> _Problem_
Provide an exact reproduction of every entry.

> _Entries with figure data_
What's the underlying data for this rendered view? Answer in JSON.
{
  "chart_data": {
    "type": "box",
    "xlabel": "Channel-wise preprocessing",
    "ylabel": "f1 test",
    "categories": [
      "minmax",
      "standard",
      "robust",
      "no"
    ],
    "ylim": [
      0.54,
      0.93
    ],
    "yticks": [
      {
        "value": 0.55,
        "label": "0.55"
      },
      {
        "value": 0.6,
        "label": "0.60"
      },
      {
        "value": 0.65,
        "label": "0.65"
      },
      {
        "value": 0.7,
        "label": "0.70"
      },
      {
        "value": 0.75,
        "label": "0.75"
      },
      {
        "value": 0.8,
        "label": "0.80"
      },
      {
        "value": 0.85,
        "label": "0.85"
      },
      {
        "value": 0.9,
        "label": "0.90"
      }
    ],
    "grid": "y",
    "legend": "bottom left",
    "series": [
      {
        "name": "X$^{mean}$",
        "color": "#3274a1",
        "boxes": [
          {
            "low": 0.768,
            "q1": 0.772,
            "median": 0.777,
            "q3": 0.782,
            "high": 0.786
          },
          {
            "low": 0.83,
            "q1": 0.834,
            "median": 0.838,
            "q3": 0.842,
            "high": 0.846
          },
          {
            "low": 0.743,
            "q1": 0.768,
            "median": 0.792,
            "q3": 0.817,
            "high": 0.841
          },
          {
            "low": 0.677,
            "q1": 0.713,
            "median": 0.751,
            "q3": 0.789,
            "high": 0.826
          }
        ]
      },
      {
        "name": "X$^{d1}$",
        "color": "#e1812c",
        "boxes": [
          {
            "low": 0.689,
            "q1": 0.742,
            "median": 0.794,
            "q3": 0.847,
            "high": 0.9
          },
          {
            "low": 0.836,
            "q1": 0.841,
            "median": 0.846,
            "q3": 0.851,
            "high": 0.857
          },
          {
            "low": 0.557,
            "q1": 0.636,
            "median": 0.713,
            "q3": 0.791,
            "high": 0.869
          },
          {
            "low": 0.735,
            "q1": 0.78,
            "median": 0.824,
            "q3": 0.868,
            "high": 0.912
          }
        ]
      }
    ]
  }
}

> _Full solution_
What's the underlying data for this rendered view? Answer in JSON.
{
  "chart_data": {
    "type": "box",
    "xlabel": "Channel-wise preprocessing",
    "ylabel": "f1 test",
    "categories": [
      "minmax",
      "standard",
      "robust",
      "no"
    ],
    "ylim": [
      0.54,
      0.93
    ],
    "yticks": [
      {
        "value": 0.55,
        "label": "0.55"
      },
      {
        "value": 0.6,
        "label": "0.60"
      },
      {
        "value": 0.65,
        "label": "0.65"
      },
      {
        "value": 0.7,
        "label": "0.70"
      },
      {
        "value": 0.75,
        "label": "0.75"
      },
      {
        "value": 0.8,
        "label": "0.80"
      },
      {
        "value": 0.85,
        "label": "0.85"
      },
      {
        "value": 0.9,
        "label": "0.90"
      }
    ],
    "grid": "y",
    "legend": "bottom left",
    "series": [
      {
        "name": "X$^{mean}$",
        "color": "#3274a1",
        "boxes": [
          {
            "low": 0.768,
            "q1": 0.772,
            "median": 0.777,
            "q3": 0.782,
            "high": 0.786
          },
          {
            "low": 0.83,
            "q1": 0.834,
            "median": 0.838,
            "q3": 0.842,
            "high": 0.846
          },
          {
            "low": 0.743,
            "q1": 0.768,
            "median": 0.792,
            "q3": 0.817,
            "high": 0.841
          },
          {
            "low": 0.677,
            "q1": 0.713,
            "median": 0.751,
            "q3": 0.789,
            "high": 0.826
          }
        ]
      },
      {
        "name": "X$^{d1}$",
        "color": "#e1812c",
        "boxes": [
          {
            "low": 0.689,
            "q1": 0.742,
            "median": 0.794,
            "q3": 0.847,
            "high": 0.9
          },
          {
            "low": 0.836,
            "q1": 0.841,
            "median": 0.846,
            "q3": 0.851,
            "high": 0.857
          },
          {
            "low": 0.557,
            "q1": 0.636,
            "median": 0.713,
            "q3": 0.791,
            "high": 0.869
          },
          {
            "low": 0.735,
            "q1": 0.78,
            "median": 0.824,
            "q3": 0.868,
            "high": 0.912
          }
        ]
      }
    ]
  }
}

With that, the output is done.